The idea that there are sizeable minorities of
Egyptians and other Arabs - counting in the millions – committed to secular
ideals, gender equality, sexual liberty, etc, was entirely contrary to the
vision that most Israelis I met entertained of the Arab world being a seething
ocean of Islamic fanaticism.
Of course, there are differences, and plenty of them.
Whereas a relative minority are socially liberal in Egypt, a relative majority
are so in Israel. An openly permissive city like Tel Aviv would be hard to find
anywhere in the Middle East, with the exception of Beirut.
Another key difference between Egypt and Israel is the
sheer diversity of the Israeli population. Egypt's 75 million citizens are
largely homogenous, despite some religious and racial variations. Israel is
like a racial microcosm of the world - a fairly unique riot of ethnicities,
races and cultures. And the fact that it has succeeded in managing all this
diversity to construct a functioning society and a competitive economy is
remarkable. Israel also leads the region in science and the knowledge sector.
Despite a certain lack of contemporary confidence,
Egypt, the oldest nation in the world, has the security of an ages-old identity
that has the permanence of the Nile or the pyramids. Whereas Egypt is the land
of the rooted, Israel - in contrast - is the land of the displaced controlling
millions of dispossessed.
========================================
Exercise description:
Using the excerpt comparing Egypt and Israel, answer these:
(a) How many citizens does Egypt have?
(b) Which Middle Eastern city is named as the exception to how hard it is to find a city as openly permissive as Tel Aviv?
(c) In what does Israel lead the region?
The items aren't needed for anything asked here.

Listed records:
========================================
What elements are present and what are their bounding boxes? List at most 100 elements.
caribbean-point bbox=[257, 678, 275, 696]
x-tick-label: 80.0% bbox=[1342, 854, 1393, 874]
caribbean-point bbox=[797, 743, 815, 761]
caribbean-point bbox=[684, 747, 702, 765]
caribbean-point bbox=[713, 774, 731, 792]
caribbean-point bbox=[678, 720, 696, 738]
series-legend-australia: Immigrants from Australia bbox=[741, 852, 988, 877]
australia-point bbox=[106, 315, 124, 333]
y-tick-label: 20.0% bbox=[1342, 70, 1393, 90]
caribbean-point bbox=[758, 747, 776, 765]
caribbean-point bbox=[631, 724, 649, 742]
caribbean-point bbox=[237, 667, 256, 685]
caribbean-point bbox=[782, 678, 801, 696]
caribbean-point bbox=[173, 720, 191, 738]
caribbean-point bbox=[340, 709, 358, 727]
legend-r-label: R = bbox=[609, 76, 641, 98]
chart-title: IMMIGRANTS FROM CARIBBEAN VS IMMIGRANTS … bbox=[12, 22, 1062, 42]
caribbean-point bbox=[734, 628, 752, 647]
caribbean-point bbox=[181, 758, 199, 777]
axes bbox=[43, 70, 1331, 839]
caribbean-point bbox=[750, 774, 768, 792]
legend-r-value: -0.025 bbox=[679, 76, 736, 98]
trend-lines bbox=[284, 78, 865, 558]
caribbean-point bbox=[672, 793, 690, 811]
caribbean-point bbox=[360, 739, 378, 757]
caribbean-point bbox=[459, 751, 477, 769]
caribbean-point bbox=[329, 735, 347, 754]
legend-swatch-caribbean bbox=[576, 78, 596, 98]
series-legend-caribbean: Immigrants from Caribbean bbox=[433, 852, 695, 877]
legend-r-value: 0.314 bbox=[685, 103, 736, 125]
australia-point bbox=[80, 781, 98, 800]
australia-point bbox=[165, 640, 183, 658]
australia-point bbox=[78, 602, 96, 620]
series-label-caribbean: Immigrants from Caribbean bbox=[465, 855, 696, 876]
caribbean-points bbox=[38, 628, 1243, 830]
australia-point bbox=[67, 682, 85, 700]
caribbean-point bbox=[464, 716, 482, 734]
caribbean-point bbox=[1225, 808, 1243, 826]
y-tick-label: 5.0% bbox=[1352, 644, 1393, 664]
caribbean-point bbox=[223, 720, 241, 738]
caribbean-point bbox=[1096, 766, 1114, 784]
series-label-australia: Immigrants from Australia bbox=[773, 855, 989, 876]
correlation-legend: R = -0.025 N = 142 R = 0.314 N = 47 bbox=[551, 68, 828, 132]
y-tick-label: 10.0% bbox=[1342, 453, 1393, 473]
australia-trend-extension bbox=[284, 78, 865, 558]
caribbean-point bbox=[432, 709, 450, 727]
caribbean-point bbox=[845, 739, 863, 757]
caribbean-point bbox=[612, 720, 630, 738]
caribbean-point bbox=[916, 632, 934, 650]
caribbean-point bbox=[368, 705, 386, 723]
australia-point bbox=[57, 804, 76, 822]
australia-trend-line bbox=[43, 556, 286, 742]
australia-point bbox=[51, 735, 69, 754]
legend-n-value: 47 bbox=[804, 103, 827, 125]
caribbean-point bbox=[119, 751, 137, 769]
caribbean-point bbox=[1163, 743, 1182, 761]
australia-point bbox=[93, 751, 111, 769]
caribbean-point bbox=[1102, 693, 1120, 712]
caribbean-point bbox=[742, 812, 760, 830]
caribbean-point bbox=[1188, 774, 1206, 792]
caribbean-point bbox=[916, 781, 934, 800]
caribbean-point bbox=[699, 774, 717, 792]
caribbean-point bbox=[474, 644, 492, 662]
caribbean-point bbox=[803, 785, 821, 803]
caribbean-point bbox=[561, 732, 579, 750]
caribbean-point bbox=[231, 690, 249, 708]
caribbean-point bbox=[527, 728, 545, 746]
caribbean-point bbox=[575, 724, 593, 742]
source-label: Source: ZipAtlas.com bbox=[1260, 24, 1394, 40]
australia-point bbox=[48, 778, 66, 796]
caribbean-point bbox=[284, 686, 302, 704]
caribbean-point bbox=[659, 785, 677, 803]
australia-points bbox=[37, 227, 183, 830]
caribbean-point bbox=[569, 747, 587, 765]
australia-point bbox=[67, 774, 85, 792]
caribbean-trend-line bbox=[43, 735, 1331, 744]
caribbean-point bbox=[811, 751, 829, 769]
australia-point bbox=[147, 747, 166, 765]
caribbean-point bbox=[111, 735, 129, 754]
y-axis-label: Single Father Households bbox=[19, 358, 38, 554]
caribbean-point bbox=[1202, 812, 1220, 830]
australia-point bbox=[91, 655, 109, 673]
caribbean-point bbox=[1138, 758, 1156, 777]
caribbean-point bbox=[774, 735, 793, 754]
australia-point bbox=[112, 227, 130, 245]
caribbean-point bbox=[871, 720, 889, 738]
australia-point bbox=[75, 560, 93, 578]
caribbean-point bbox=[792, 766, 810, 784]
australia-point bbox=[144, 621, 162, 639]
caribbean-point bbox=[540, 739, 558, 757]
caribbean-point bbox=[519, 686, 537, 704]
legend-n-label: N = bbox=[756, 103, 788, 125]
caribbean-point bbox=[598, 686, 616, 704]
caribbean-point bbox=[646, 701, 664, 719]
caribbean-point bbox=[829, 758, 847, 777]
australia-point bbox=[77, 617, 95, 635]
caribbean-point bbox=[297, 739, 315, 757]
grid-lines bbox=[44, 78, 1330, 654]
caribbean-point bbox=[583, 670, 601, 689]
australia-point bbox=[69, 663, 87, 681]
========================================
Response:
(a) 75 million
(b) Beirut
(c) Science and the knowledge sector